*Task requirements*.
Copy out every row below word for word, leaving out the pictures.

══ The records ══

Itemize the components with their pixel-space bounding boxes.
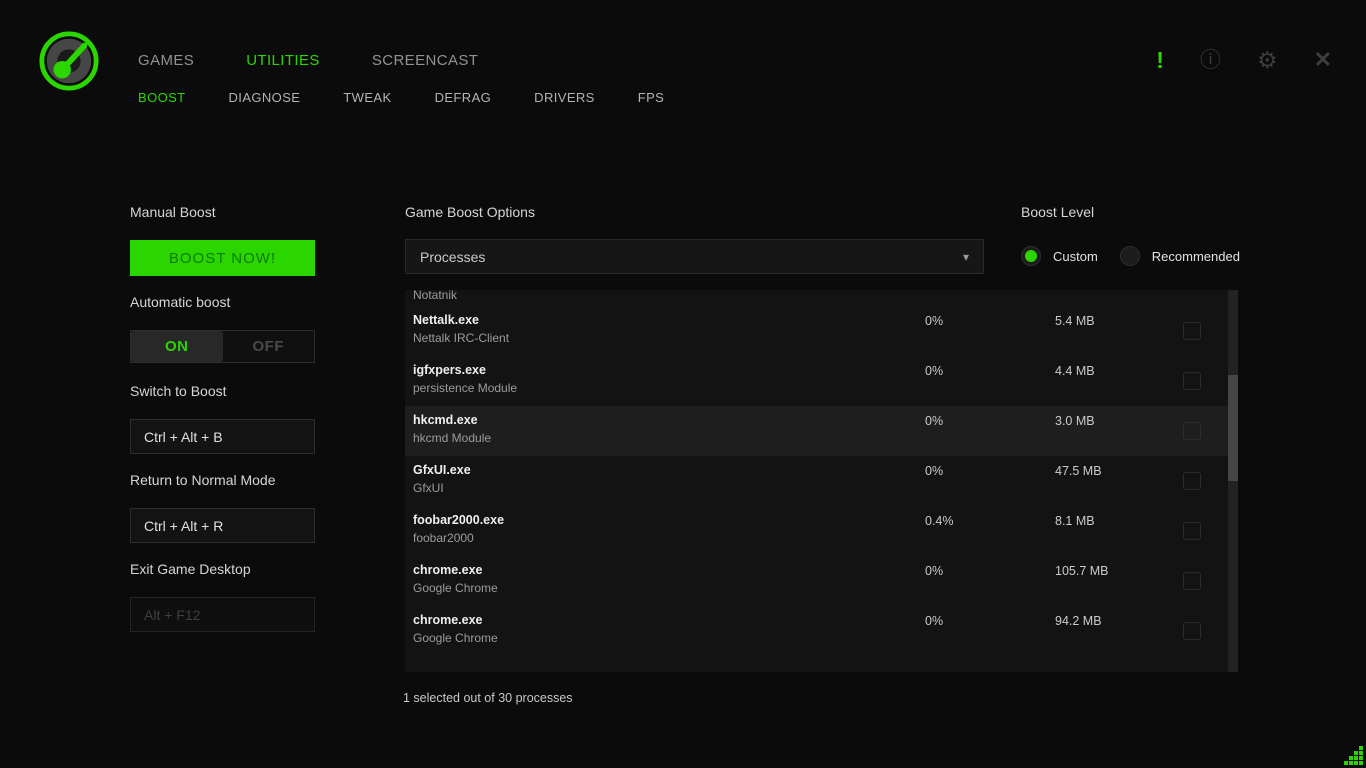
process-memory: 5.4 MB [1055,314,1095,328]
process-checkbox[interactable] [1183,322,1201,340]
radio-label: Recommended [1151,248,1240,264]
process-memory: 47.5 MB [1055,464,1102,478]
process-description: foobar2000 [413,531,474,545]
process-row[interactable]: hkcmd.exe hkcmd Module 0% 3.0 MB [405,406,1238,456]
return-to-normal-hotkey-input[interactable] [130,508,315,543]
selection-status-text: 1 selected out of 30 processes [403,691,573,705]
process-row[interactable]: chrome.exe Google Chrome 0% 105.7 MB [405,556,1238,606]
boost-options-dropdown[interactable]: Processes ▾ [405,239,984,274]
process-checkbox[interactable] [1183,422,1201,440]
manual-boost-label: Manual Boost [130,204,216,220]
main-nav-item[interactable]: GAMES [138,52,195,69]
sub-nav-item[interactable]: DRIVERS [534,90,595,105]
process-memory: 105.7 MB [1055,564,1109,578]
toggle-off-option[interactable]: OFF [252,338,284,355]
process-memory: 3.0 MB [1055,414,1095,428]
process-memory: 8.1 MB [1055,514,1095,528]
sub-nav-item[interactable]: DIAGNOSE [228,90,301,105]
process-name: hkcmd.exe [413,413,478,427]
scrollbar-thumb[interactable] [1228,375,1238,481]
boost-now-button[interactable]: BOOST NOW! [130,240,315,276]
process-cpu: 0% [925,464,944,478]
dropdown-selected-value: Processes [420,248,486,265]
sub-nav: BOOST DIAGNOSE TWEAK DEFRAG DRIVERS FPS [138,90,664,105]
process-cpu: 0% [925,414,944,428]
main-nav-item[interactable]: UTILITIES [246,52,320,69]
auto-boost-toggle[interactable]: ON OFF [130,330,315,363]
main-nav-item[interactable]: SCREENCAST [371,52,479,69]
process-checkbox[interactable] [1183,522,1201,540]
process-name: Nettalk.exe [413,313,480,327]
sub-nav-item[interactable]: FPS [637,90,665,105]
sub-nav-item[interactable]: DEFRAG [434,90,492,105]
settings-gear-icon[interactable]: ⚙ [1256,46,1278,73]
game-boost-options-title: Game Boost Options [405,204,535,220]
toggle-on-option[interactable]: ON [131,331,223,362]
process-checkbox[interactable] [1183,622,1201,640]
info-icon[interactable]: ⓘ [1199,48,1221,72]
process-cpu: 0.4% [925,514,954,528]
close-icon[interactable]: ✕ [1313,47,1332,72]
process-name: chrome.exe [413,563,483,577]
switch-to-boost-hotkey-input[interactable] [130,419,315,454]
automatic-boost-label: Automatic boost [130,294,231,310]
boost-level-radio[interactable]: Recommended [1119,246,1240,266]
scrollbar-track[interactable] [1228,290,1238,672]
process-row[interactable]: chrome.exe Google Chrome 0% 94.2 MB [405,606,1238,656]
process-checkbox[interactable] [1183,472,1201,490]
alert-icon[interactable]: ! [1156,46,1164,73]
exit-game-desktop-label: Exit Game Desktop [130,561,251,577]
process-description: hkcmd Module [413,431,492,445]
chevron-down-icon: ▾ [962,249,969,264]
process-name: GfxUI.exe [413,463,471,477]
process-row[interactable]: Nettalk.exe Nettalk IRC-Client 0% 5.4 MB [405,306,1238,356]
boost-level-title: Boost Level [1021,204,1095,220]
process-name: igfxpers.exe [413,363,486,377]
main-nav: GAMES UTILITIES SCREENCAST [138,52,478,69]
process-row[interactable]: GfxUI.exe GfxUI 0% 47.5 MB [405,456,1238,506]
process-list: Notatnik Nettalk.exe Nettalk IRC-Client … [405,290,1238,672]
process-cpu: 0% [925,614,944,628]
gauge-icon [39,31,99,91]
process-cpu: 0% [925,564,944,578]
process-name: foobar2000.exe [413,513,505,527]
exit-game-desktop-hotkey-input [130,597,315,632]
process-description: Google Chrome [413,631,498,645]
radio-label: Custom [1053,248,1098,264]
partial-process-text: Notatnik [413,290,458,302]
header-icons: ! ⓘ ⚙ ✕ [1156,44,1332,76]
app-logo [38,30,100,92]
process-name: chrome.exe [413,613,483,627]
process-cpu: 0% [925,314,944,328]
boost-level-radio[interactable]: Custom [1021,246,1098,266]
radio-circle-icon[interactable] [1021,246,1041,266]
boost-level-options: Custom Recommended [1021,246,1240,266]
process-memory: 4.4 MB [1055,364,1095,378]
process-checkbox[interactable] [1183,372,1201,390]
process-description: persistence Module [413,381,518,395]
switch-to-boost-label: Switch to Boost [130,383,227,399]
process-description: Google Chrome [413,581,498,595]
process-row[interactable]: foobar2000.exe foobar2000 0.4% 8.1 MB [405,506,1238,556]
process-description: Nettalk IRC-Client [413,331,510,345]
radio-circle-icon[interactable] [1119,246,1140,266]
sub-nav-item[interactable]: BOOST [138,90,186,105]
sub-nav-item[interactable]: TWEAK [343,90,392,105]
partial-process-row[interactable]: Notatnik [405,290,1238,306]
process-description: GfxUI [413,481,444,495]
process-checkbox[interactable] [1183,572,1201,590]
return-to-normal-label: Return to Normal Mode [130,472,276,488]
process-memory: 94.2 MB [1055,614,1102,628]
process-row[interactable]: igfxpers.exe persistence Module 0% 4.4 M… [405,356,1238,406]
process-cpu: 0% [925,364,944,378]
resize-grip-icon[interactable] [1344,746,1363,765]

═══

*Result of this task*.
Itemize the components with their pixel-space bounding boxes.
process-memory: 5.4 MB [1055,314,1095,328]
process-checkbox[interactable] [1183,322,1201,340]
radio-label: Recommended [1151,248,1240,264]
process-memory: 47.5 MB [1055,464,1102,478]
process-description: foobar2000 [413,531,474,545]
process-row[interactable]: hkcmd.exe hkcmd Module 0% 3.0 MB [405,406,1238,456]
return-to-normal-hotkey-input[interactable] [130,508,315,543]
selection-status-text: 1 selected out of 30 processes [403,691,573,705]
process-row[interactable]: chrome.exe Google Chrome 0% 105.7 MB [405,556,1238,606]
boost-options-dropdown[interactable]: Processes ▾ [405,239,984,274]
process-checkbox[interactable] [1183,422,1201,440]
manual-boost-label: Manual Boost [130,204,216,220]
main-nav-item[interactable]: GAMES [138,52,195,69]
sub-nav-item[interactable]: DRIVERS [534,90,595,105]
process-memory: 105.7 MB [1055,564,1109,578]
toggle-off-option[interactable]: OFF [252,338,284,355]
process-memory: 3.0 MB [1055,414,1095,428]
process-memory: 8.1 MB [1055,514,1095,528]
sub-nav-item[interactable]: DIAGNOSE [228,90,301,105]
process-name: hkcmd.exe [413,413,478,427]
scrollbar-thumb[interactable] [1228,375,1238,481]
boost-now-button[interactable]: BOOST NOW! [130,240,315,276]
process-cpu: 0% [925,464,944,478]
dropdown-selected-value: Processes [420,248,486,265]
sub-nav: BOOST DIAGNOSE TWEAK DEFRAG DRIVERS FPS [138,90,664,105]
process-cpu: 0% [925,414,944,428]
main-nav-item[interactable]: UTILITIES [246,52,320,69]
auto-boost-toggle[interactable]: ON OFF [130,330,315,363]
main-nav-item[interactable]: SCREENCAST [371,52,479,69]
process-checkbox[interactable] [1183,522,1201,540]
process-name: Nettalk.exe [413,313,480,327]
sub-nav-item[interactable]: FPS [637,90,665,105]
sub-nav-item[interactable]: DEFRAG [434,90,492,105]
settings-gear-icon[interactable]: ⚙ [1256,46,1278,73]
game-boost-options-title: Game Boost Options [405,204,535,220]
toggle-on-option[interactable]: ON [131,331,223,362]
process-checkbox[interactable] [1183,622,1201,640]
info-icon[interactable]: ⓘ [1199,48,1221,72]
process-cpu: 0.4% [925,514,954,528]
close-icon[interactable]: ✕ [1313,47,1332,72]
process-name: chrome.exe [413,563,483,577]
switch-to-boost-hotkey-input[interactable] [130,419,315,454]
automatic-boost-label: Automatic boost [130,294,231,310]
boost-level-radio[interactable]: Recommended [1119,246,1240,266]
scrollbar-track[interactable] [1228,290,1238,672]
process-row[interactable]: chrome.exe Google Chrome 0% 94.2 MB [405,606,1238,656]
process-checkbox[interactable] [1183,472,1201,490]
alert-icon[interactable]: ! [1156,46,1164,73]
exit-game-desktop-label: Exit Game Desktop [130,561,251,577]
process-description: hkcmd Module [413,431,492,445]
chevron-down-icon: ▾ [962,249,969,264]
process-name: GfxUI.exe [413,463,471,477]
process-row[interactable]: Nettalk.exe Nettalk IRC-Client 0% 5.4 MB [405,306,1238,356]
boost-level-title: Boost Level [1021,204,1095,220]
process-name: igfxpers.exe [413,363,486,377]
main-nav: GAMES UTILITIES SCREENCAST [138,52,478,69]
process-row[interactable]: GfxUI.exe GfxUI 0% 47.5 MB [405,456,1238,506]
process-list: Notatnik Nettalk.exe Nettalk IRC-Client … [405,290,1238,672]
process-cpu: 0% [925,614,944,628]
gauge-icon [39,31,99,91]
process-cpu: 0% [925,564,944,578]
process-name: foobar2000.exe [413,513,505,527]
exit-game-desktop-hotkey-input [130,597,315,632]
process-description: Google Chrome [413,631,498,645]
radio-label: Custom [1053,248,1098,264]
partial-process-text: Notatnik [413,290,458,302]
header-icons: ! ⓘ ⚙ ✕ [1156,44,1332,76]
app-logo [38,30,100,92]
process-name: chrome.exe [413,613,483,627]
process-cpu: 0% [925,314,944,328]
boost-level-radio[interactable]: Custom [1021,246,1098,266]
radio-circle-icon[interactable] [1021,246,1041,266]
boost-level-options: Custom Recommended [1021,246,1240,266]
process-memory: 4.4 MB [1055,364,1095,378]
process-checkbox[interactable] [1183,372,1201,390]
process-description: persistence Module [413,381,518,395]
switch-to-boost-label: Switch to Boost [130,383,227,399]
process-description: Google Chrome [413,581,498,595]
process-row[interactable]: foobar2000.exe foobar2000 0.4% 8.1 MB [405,506,1238,556]
process-description: Nettalk IRC-Client [413,331,510,345]
radio-circle-icon[interactable] [1119,246,1140,266]
sub-nav-item[interactable]: BOOST [138,90,186,105]
sub-nav-item[interactable]: TWEAK [343,90,392,105]
partial-process-row[interactable]: Notatnik [405,290,1238,306]
process-description: GfxUI [413,481,444,495]
process-checkbox[interactable] [1183,572,1201,590]
return-to-normal-label: Return to Normal Mode [130,472,276,488]
process-memory: 94.2 MB [1055,614,1102,628]
process-row[interactable]: igfxpers.exe persistence Module 0% 4.4 M… [405,356,1238,406]
process-cpu: 0% [925,364,944,378]
resize-grip-icon[interactable] [1344,746,1363,765]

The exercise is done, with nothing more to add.